## Given request
Tell how many lines in these records contain the string "jeden", with only the number as the reply.

## Excerpted data
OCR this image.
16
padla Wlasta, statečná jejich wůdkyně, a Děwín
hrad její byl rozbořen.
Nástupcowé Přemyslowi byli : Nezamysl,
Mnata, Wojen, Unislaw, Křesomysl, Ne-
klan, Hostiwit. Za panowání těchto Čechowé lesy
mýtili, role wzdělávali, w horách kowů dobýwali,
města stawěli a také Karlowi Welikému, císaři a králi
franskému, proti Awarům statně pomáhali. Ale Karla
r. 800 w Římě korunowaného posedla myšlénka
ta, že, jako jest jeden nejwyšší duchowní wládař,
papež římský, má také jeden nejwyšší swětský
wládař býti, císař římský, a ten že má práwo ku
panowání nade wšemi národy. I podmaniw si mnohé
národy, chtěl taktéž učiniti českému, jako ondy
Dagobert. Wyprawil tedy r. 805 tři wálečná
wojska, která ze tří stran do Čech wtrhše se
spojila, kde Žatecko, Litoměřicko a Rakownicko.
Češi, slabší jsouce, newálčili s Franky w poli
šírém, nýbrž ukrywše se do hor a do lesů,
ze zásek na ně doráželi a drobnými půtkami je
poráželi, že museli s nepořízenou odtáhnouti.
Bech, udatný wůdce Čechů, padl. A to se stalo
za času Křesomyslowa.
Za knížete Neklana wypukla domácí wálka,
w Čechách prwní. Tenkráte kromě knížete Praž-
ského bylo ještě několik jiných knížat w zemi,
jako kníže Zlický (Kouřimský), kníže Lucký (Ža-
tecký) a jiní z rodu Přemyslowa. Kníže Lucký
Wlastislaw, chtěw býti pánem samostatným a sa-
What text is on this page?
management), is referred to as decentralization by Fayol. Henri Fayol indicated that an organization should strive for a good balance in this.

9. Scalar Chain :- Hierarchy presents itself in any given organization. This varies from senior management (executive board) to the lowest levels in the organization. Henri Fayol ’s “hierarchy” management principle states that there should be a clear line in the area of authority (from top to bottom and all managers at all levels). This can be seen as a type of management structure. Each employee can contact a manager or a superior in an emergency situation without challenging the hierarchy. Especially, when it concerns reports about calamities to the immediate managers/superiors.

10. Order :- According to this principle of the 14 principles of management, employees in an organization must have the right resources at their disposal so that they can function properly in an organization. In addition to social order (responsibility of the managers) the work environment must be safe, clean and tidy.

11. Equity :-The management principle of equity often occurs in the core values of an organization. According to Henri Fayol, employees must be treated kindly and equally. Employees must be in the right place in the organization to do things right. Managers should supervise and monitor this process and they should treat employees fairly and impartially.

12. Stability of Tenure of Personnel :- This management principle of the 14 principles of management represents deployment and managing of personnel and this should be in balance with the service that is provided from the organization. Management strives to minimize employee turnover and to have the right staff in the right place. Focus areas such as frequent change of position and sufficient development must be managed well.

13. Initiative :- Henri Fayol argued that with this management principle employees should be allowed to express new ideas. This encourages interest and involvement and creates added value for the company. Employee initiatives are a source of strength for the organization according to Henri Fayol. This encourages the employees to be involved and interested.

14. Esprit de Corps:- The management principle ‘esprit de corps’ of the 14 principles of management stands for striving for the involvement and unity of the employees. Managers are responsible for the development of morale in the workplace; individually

## Exercise response
2